Written exercise: State how many lines of the entries hold the string "page", and output nothing but that count.

Recorded data
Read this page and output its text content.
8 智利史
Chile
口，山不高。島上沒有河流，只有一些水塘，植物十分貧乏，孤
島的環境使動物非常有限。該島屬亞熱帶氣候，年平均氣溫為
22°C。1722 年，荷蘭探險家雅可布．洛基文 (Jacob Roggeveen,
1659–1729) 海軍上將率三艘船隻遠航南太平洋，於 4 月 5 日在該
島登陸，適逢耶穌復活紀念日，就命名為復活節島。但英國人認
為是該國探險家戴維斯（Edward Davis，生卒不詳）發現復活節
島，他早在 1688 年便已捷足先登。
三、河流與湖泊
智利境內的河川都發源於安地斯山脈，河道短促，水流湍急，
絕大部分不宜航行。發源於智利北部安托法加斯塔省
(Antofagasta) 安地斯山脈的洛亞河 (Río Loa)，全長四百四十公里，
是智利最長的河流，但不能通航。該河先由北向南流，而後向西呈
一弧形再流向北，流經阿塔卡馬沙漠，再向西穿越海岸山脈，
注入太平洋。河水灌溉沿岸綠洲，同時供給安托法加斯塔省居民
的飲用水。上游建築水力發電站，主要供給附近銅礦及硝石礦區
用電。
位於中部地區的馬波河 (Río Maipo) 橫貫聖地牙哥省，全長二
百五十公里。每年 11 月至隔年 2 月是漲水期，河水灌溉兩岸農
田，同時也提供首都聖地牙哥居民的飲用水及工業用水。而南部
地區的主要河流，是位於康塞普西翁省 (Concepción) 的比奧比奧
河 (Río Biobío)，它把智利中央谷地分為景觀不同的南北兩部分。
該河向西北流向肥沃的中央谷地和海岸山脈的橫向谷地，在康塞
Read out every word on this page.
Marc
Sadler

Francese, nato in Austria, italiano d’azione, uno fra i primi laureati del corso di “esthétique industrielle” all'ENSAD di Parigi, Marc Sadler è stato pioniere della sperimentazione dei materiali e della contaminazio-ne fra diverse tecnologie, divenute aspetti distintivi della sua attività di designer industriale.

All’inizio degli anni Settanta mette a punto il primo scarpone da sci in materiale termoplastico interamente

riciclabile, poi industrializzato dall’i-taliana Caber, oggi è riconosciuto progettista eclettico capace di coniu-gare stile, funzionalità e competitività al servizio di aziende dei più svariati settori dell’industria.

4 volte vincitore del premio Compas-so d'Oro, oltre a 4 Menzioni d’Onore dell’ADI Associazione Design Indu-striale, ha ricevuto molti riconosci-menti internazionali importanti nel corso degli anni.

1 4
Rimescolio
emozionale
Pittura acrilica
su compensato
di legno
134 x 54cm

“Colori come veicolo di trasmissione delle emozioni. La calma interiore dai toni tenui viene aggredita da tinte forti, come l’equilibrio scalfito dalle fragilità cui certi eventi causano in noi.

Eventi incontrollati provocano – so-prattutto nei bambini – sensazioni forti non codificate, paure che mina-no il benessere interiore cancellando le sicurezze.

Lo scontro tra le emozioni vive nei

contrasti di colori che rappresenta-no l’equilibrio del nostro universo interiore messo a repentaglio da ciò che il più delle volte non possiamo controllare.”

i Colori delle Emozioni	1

Task answer: 2